** Task directions **
Each line that holds the word "title" should be returned.

** Records **
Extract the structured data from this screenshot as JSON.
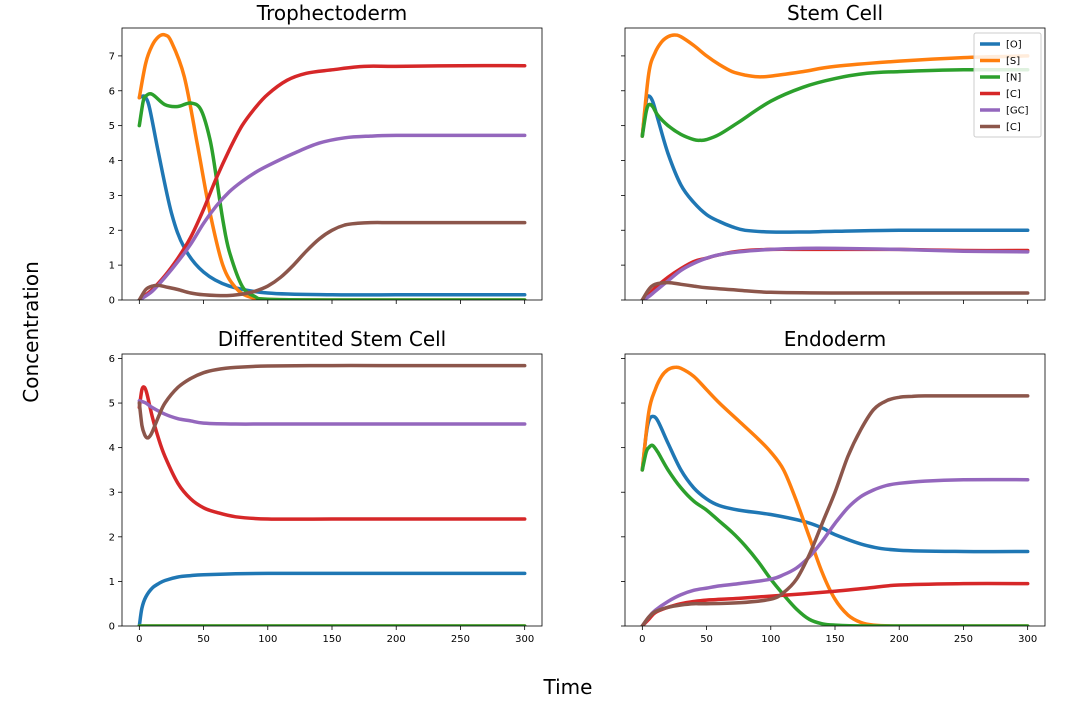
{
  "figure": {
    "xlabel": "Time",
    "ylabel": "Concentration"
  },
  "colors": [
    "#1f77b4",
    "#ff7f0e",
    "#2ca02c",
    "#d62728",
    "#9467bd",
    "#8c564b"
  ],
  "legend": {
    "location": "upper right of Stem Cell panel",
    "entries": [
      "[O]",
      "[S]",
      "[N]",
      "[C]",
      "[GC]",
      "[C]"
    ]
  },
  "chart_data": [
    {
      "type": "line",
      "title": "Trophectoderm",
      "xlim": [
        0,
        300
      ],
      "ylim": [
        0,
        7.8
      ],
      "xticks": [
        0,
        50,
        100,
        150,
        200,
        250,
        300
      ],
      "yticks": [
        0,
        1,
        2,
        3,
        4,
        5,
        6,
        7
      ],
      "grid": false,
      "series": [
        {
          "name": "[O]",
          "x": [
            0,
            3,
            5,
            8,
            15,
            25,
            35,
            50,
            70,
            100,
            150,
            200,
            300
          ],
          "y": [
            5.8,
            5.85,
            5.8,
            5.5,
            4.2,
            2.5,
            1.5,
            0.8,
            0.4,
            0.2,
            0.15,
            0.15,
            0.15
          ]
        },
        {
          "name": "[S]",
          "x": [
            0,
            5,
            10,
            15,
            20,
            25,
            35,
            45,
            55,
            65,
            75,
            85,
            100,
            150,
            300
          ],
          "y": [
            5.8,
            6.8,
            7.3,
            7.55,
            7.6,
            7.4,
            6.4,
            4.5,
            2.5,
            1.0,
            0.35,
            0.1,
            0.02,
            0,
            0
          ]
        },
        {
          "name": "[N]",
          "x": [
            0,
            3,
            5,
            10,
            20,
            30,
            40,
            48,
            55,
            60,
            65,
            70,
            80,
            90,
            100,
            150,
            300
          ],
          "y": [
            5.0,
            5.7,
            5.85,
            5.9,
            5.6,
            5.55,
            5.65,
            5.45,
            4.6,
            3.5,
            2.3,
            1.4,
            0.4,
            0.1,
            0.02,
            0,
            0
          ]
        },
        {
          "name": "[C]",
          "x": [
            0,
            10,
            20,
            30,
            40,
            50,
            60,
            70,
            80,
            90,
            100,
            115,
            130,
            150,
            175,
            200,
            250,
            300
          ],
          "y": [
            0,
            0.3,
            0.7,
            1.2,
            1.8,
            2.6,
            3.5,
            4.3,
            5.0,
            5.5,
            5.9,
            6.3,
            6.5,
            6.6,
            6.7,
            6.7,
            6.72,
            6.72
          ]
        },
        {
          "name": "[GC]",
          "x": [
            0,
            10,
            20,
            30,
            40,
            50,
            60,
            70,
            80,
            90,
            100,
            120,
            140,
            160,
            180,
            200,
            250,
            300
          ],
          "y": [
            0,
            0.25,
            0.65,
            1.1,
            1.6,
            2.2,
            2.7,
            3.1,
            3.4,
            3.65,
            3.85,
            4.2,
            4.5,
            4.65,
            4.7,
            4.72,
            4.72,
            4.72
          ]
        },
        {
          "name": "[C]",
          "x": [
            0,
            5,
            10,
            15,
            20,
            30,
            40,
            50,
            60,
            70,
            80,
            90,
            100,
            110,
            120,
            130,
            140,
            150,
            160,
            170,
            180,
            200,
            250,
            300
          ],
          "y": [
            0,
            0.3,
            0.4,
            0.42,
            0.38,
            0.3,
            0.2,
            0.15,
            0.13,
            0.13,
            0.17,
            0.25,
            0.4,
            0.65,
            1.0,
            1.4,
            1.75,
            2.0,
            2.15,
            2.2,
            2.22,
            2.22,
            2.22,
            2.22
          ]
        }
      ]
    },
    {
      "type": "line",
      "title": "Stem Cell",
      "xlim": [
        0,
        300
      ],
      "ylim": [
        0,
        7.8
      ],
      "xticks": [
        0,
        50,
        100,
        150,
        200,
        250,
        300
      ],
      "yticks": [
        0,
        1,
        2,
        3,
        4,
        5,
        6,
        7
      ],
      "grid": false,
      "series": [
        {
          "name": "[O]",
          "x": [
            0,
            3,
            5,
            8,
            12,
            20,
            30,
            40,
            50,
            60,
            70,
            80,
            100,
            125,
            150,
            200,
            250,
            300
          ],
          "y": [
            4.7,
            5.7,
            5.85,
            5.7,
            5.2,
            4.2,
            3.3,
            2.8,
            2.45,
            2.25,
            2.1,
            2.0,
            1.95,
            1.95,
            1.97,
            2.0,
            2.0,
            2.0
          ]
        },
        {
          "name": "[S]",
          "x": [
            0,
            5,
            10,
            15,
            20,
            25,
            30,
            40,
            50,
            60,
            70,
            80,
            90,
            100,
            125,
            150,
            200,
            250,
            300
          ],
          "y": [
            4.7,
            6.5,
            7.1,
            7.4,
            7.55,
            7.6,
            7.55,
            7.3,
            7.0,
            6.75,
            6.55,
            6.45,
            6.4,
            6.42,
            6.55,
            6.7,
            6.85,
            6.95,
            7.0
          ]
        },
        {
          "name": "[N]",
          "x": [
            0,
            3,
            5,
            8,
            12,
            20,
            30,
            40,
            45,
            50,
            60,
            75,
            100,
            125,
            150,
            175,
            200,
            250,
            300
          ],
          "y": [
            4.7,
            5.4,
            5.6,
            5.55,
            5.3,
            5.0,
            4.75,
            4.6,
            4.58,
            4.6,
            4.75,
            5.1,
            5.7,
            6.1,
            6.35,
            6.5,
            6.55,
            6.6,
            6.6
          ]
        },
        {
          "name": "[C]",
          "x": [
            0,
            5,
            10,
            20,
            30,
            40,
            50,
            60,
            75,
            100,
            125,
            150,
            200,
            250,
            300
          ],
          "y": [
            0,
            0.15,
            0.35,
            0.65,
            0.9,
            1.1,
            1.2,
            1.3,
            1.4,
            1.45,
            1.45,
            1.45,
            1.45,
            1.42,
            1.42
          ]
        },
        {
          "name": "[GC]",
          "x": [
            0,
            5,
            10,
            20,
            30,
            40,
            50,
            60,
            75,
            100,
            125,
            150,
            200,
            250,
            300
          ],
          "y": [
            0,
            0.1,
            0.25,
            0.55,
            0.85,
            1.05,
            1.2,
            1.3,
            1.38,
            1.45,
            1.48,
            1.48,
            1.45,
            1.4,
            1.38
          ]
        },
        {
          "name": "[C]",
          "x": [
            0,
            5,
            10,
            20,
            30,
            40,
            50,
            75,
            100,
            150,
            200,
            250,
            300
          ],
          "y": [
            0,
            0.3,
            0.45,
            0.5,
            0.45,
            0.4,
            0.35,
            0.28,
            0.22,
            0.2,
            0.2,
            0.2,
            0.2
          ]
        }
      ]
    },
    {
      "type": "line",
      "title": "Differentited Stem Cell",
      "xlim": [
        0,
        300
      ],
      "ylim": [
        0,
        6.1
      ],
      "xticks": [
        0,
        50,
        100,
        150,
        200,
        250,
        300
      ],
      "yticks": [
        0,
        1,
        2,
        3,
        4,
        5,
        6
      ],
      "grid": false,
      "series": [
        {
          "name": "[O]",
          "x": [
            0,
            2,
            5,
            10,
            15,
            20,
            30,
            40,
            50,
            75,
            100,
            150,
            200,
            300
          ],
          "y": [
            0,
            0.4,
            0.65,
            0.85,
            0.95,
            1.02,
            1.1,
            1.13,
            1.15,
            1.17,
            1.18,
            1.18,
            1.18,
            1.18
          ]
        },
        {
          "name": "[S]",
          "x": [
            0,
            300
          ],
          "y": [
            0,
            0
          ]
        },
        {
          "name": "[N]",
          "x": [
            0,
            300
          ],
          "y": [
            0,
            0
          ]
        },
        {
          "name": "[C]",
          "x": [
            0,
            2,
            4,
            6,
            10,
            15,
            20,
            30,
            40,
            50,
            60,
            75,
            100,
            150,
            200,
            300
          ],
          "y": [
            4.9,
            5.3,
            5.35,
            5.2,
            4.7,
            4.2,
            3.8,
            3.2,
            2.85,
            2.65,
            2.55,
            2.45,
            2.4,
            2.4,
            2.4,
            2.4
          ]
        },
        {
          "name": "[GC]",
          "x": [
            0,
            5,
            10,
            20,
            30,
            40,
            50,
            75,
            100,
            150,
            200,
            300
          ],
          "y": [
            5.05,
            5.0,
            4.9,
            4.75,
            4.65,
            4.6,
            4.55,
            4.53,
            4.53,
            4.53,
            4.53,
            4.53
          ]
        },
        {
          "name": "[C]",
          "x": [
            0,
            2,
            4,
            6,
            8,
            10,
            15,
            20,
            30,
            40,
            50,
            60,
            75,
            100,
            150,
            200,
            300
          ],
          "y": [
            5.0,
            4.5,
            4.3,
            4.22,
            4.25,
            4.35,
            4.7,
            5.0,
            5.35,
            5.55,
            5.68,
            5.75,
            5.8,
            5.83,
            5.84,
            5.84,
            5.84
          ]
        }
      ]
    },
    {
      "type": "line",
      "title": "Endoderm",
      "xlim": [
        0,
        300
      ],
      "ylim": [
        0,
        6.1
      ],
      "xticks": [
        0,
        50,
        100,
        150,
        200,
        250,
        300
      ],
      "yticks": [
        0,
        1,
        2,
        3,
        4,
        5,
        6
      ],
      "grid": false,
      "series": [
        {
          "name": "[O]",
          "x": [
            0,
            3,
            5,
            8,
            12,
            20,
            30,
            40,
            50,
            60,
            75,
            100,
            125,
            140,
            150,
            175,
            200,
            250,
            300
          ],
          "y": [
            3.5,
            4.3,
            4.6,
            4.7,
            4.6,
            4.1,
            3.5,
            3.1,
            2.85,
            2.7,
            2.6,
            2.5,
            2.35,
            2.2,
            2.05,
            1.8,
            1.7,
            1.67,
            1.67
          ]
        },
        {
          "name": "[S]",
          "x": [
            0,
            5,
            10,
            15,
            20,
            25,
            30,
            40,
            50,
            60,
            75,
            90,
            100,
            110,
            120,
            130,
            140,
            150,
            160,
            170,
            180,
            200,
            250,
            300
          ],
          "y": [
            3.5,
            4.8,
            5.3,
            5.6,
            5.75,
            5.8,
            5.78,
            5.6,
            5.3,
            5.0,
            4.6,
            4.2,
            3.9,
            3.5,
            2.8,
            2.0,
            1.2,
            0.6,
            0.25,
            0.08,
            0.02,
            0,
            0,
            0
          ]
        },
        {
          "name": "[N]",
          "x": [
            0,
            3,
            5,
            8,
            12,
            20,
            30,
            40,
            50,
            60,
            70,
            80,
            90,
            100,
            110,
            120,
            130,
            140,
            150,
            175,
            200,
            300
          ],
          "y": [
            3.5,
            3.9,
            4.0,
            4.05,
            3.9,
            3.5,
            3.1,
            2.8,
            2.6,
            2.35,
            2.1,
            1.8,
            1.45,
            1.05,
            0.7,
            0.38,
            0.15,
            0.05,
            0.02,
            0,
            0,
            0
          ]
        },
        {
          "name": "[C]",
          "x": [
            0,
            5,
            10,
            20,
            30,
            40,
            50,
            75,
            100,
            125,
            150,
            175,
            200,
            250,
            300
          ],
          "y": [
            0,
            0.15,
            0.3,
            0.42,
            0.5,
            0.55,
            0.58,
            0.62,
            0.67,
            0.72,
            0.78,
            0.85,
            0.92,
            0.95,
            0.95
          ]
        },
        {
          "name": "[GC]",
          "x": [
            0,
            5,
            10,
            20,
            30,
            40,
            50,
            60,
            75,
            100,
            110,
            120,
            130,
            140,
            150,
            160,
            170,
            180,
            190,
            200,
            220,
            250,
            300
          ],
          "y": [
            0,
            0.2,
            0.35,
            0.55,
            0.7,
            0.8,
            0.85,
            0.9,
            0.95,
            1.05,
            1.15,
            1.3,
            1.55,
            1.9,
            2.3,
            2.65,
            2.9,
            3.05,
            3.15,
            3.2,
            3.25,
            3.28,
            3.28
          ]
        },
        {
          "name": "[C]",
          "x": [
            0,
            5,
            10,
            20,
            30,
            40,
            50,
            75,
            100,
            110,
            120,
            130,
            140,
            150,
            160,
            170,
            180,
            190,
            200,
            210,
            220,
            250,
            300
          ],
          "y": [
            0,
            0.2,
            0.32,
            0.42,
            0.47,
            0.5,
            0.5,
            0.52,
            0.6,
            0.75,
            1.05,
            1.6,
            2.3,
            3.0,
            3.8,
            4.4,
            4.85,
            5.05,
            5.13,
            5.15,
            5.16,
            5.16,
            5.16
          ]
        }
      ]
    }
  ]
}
...
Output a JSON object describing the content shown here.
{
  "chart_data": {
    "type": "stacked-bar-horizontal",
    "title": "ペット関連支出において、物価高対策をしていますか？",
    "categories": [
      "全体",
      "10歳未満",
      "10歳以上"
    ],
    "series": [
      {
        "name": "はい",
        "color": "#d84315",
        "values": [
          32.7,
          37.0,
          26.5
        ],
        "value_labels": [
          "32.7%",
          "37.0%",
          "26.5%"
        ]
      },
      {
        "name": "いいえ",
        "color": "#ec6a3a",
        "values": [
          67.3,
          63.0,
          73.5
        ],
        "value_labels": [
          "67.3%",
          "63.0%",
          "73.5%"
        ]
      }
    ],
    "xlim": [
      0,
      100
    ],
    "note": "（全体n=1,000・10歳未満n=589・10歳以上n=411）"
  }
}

** Solution to the exercise **
      "title": "Trophectoderm",
      "title": "Stem Cell",
      "title": "Differentited Stem Cell",
      "title": "Endoderm",
    "title": "ペット関連支出において、物価高対策をしていますか？",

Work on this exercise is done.